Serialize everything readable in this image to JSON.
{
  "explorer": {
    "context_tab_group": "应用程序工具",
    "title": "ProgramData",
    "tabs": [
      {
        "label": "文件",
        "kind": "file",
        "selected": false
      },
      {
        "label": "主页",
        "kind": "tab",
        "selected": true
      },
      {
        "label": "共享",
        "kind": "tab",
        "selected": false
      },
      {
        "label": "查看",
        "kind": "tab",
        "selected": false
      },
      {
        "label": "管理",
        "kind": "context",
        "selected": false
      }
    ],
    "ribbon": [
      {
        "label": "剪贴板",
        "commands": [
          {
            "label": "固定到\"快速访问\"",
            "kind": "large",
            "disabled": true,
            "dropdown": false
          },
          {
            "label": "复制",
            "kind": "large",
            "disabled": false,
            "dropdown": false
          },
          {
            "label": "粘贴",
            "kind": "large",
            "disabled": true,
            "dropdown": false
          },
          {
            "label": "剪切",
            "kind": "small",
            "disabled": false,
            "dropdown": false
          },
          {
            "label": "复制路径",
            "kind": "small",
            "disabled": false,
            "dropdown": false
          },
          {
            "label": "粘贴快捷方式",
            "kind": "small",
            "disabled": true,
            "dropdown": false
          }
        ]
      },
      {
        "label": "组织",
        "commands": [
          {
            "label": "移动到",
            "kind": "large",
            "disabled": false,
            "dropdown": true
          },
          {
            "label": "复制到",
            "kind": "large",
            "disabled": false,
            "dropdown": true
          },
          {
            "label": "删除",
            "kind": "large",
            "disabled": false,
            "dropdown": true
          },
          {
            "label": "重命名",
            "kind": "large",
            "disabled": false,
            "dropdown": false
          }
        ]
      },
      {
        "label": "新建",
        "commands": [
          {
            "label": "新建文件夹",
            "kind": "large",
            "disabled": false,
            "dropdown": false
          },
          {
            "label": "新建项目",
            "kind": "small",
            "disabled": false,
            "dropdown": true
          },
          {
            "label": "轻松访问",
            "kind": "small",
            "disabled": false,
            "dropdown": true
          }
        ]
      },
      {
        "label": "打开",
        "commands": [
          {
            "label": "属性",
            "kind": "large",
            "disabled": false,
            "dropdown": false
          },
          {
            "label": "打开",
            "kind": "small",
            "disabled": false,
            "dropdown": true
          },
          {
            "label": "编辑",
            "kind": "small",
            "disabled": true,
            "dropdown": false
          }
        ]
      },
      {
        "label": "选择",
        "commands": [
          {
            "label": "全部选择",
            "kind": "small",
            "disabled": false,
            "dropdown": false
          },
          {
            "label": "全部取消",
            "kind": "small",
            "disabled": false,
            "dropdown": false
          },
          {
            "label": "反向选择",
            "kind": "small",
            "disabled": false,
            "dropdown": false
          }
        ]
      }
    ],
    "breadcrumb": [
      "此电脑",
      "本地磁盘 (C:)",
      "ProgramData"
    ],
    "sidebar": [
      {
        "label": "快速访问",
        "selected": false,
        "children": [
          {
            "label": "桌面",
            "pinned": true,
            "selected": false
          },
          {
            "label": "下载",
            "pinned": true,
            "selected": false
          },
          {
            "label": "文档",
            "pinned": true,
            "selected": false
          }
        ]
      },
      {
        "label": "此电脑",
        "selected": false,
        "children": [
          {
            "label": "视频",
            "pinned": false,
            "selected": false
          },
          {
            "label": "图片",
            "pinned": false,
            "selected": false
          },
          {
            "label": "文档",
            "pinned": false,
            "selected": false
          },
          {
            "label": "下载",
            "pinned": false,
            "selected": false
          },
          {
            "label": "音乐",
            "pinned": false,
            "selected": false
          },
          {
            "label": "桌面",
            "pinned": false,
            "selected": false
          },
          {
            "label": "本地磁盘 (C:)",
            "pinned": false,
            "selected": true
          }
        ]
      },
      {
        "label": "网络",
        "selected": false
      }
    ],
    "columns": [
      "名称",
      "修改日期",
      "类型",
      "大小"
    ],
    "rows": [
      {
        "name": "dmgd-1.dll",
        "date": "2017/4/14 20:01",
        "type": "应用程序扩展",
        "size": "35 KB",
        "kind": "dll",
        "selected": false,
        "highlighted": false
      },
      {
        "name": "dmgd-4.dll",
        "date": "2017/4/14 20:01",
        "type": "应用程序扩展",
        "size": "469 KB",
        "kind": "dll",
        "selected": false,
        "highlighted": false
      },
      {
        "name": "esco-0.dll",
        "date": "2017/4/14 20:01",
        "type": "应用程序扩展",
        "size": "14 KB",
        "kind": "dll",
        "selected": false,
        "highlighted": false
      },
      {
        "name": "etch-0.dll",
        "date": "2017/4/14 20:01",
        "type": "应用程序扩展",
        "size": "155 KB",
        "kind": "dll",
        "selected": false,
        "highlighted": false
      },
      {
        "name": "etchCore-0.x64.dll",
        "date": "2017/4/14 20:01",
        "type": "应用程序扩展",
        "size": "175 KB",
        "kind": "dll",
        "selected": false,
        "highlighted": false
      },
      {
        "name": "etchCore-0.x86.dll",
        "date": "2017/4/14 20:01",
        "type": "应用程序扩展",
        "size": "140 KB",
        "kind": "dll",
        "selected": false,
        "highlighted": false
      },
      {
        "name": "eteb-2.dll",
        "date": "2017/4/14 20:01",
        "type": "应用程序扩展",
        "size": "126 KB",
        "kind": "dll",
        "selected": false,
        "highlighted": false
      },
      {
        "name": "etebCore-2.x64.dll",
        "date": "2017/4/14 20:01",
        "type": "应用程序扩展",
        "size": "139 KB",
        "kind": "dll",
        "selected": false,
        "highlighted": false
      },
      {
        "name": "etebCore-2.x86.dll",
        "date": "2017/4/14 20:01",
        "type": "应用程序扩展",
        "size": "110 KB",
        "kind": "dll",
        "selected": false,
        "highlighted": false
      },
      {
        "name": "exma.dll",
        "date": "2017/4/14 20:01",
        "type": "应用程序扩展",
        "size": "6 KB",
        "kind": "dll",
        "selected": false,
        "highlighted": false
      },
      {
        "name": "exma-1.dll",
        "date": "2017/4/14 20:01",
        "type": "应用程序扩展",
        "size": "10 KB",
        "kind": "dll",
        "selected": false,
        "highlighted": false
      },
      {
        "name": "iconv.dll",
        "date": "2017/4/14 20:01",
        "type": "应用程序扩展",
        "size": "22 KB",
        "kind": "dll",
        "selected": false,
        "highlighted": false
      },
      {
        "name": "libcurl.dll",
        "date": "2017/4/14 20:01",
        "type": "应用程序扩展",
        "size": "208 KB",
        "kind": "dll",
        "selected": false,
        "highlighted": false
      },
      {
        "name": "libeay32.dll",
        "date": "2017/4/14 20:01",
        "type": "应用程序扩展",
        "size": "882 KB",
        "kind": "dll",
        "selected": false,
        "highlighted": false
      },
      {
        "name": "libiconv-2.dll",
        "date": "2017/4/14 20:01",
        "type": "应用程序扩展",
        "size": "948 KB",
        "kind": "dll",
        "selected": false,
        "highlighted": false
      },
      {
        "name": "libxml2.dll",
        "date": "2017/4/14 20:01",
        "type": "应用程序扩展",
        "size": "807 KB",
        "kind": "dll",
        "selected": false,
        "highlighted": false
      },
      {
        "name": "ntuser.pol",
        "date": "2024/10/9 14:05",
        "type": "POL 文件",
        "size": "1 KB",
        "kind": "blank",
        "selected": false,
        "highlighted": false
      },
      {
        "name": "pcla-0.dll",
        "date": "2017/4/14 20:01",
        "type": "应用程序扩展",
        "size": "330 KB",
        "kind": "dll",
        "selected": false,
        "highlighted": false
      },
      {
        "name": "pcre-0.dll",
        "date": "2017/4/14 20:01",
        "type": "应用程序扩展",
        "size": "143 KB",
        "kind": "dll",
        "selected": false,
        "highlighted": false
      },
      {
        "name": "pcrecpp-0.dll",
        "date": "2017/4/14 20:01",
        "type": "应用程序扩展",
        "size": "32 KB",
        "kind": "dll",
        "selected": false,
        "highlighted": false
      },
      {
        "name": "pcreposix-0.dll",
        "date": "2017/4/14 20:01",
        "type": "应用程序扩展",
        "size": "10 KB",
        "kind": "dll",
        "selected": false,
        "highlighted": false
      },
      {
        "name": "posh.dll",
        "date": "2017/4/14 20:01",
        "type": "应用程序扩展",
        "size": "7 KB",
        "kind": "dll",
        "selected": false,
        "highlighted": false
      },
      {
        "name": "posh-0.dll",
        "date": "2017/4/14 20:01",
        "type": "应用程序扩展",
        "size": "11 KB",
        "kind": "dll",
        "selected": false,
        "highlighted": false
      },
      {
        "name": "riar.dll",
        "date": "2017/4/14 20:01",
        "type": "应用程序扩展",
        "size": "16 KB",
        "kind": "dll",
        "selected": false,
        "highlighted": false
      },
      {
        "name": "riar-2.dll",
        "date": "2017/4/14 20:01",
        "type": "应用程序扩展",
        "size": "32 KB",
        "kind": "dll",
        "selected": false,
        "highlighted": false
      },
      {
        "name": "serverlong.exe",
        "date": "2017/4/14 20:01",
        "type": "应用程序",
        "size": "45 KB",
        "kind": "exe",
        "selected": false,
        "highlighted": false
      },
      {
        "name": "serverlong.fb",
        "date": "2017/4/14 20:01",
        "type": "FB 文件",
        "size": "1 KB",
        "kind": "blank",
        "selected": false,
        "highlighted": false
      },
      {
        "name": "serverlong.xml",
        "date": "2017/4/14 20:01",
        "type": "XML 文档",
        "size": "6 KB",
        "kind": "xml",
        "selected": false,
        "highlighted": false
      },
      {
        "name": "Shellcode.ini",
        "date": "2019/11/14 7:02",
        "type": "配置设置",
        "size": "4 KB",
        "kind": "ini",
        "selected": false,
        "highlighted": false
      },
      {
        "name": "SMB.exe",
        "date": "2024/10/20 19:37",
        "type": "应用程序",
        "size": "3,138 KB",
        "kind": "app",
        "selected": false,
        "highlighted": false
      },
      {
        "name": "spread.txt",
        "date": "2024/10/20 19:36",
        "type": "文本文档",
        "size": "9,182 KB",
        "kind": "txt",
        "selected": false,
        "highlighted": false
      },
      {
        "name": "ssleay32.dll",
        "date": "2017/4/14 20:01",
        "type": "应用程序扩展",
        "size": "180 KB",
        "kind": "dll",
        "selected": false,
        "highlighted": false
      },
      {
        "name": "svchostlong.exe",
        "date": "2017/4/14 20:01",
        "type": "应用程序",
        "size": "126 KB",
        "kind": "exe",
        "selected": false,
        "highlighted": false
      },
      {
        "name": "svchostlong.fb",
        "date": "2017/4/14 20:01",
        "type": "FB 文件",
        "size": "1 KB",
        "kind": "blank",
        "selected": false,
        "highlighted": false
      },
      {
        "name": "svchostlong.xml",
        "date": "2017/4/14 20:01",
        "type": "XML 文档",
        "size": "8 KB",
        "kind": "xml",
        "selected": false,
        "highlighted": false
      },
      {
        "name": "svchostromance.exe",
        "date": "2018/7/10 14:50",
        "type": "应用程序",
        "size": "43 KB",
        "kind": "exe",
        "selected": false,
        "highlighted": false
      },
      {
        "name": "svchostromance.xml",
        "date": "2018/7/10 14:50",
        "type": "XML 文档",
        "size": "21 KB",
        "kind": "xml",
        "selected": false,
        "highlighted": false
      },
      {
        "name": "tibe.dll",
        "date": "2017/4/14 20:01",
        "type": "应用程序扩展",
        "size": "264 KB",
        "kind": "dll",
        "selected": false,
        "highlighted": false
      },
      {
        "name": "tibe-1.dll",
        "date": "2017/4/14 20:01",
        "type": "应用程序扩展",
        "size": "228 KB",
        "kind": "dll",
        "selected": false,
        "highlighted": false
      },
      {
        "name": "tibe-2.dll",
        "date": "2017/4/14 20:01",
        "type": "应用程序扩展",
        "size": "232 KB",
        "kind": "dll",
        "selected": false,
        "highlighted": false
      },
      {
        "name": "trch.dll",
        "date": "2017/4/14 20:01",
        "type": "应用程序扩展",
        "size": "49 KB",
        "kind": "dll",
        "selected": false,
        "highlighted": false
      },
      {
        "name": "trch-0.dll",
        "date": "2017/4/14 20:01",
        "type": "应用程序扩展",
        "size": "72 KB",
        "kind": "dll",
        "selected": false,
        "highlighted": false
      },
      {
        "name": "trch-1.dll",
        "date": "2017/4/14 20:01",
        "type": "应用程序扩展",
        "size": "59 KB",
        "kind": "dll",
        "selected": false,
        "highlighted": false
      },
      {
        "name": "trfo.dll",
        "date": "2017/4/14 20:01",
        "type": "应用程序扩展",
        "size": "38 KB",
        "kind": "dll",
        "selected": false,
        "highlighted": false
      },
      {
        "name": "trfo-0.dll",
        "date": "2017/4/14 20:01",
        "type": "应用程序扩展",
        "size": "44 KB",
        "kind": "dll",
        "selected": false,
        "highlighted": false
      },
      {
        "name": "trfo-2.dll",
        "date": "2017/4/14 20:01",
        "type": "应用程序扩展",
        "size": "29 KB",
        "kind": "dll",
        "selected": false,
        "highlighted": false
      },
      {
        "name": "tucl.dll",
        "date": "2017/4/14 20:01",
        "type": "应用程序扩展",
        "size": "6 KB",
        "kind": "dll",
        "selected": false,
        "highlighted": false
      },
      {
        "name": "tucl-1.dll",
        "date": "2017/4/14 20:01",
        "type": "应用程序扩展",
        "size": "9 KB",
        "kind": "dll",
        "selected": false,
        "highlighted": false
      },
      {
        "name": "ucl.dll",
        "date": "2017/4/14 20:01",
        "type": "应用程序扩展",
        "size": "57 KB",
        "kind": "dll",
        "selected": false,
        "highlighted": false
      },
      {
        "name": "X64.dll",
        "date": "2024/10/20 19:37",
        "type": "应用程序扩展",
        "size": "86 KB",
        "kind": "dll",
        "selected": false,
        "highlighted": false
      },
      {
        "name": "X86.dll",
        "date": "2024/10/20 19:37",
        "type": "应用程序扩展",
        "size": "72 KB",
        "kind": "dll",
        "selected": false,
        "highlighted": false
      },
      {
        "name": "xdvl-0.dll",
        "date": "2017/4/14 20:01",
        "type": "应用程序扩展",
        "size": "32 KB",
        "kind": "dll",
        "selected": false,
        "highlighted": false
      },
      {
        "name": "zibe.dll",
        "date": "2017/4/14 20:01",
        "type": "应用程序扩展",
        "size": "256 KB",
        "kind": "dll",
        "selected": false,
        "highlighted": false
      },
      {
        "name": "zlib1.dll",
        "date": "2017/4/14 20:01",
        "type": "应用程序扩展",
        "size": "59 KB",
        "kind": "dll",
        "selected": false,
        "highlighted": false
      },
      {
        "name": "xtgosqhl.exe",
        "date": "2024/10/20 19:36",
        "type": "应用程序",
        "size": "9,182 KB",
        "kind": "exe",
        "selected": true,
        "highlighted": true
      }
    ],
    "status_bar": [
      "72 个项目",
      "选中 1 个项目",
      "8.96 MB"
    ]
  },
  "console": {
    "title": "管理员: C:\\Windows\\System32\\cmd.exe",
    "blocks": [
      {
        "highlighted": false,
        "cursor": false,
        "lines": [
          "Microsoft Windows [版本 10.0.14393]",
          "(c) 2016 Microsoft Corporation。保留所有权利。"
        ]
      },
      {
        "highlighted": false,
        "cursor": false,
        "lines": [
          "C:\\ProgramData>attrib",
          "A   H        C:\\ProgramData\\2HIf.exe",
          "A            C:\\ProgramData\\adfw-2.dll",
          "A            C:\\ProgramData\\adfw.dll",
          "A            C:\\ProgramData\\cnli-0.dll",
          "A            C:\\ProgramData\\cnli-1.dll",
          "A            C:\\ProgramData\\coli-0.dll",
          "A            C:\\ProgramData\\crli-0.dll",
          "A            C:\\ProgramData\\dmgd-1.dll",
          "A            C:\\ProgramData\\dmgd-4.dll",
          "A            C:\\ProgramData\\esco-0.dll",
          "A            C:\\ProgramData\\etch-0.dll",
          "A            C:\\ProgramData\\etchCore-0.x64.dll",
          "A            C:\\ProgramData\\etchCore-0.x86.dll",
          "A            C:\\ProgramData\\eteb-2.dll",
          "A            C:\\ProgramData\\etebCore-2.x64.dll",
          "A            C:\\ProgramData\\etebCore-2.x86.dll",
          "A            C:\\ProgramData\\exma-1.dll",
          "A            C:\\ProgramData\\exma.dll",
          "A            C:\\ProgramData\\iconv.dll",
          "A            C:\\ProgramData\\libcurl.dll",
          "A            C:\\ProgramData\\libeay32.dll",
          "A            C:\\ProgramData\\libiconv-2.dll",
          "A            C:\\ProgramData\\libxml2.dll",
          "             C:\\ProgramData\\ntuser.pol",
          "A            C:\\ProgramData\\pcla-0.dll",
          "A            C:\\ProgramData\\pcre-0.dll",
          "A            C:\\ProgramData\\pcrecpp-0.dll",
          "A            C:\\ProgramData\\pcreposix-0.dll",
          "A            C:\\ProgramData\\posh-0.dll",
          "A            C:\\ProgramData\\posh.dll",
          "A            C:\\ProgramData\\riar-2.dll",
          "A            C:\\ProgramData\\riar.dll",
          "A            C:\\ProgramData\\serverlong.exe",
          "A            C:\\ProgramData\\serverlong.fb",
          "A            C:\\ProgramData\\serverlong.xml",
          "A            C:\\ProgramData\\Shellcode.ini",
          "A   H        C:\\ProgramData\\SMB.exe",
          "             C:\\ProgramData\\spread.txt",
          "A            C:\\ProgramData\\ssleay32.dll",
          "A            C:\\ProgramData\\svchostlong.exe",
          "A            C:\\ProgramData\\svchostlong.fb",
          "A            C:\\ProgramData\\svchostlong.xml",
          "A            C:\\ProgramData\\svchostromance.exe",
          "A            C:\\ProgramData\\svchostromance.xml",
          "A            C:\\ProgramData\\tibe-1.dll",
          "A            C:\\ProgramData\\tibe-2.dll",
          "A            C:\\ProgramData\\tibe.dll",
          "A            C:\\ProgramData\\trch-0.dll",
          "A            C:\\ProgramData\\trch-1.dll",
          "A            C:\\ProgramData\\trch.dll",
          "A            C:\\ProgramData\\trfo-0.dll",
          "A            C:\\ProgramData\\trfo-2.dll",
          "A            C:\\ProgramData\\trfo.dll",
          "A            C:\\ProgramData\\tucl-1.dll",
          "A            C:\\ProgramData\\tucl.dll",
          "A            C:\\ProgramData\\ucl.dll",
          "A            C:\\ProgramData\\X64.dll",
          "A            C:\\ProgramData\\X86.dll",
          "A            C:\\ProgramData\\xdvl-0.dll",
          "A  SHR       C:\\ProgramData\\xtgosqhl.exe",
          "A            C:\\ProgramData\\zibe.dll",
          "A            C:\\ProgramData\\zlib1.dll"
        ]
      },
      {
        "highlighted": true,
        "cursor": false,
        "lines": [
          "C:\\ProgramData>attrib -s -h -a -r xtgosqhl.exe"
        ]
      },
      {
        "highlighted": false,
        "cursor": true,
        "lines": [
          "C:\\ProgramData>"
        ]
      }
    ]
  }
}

▶ [Given instruction] In the records above, locate every line with the string "pcla" and copy it.

▶ [Answer to this task]
        "name": "pcla-0.dll",
          "A            C:\\ProgramData\\pcla-0.dll",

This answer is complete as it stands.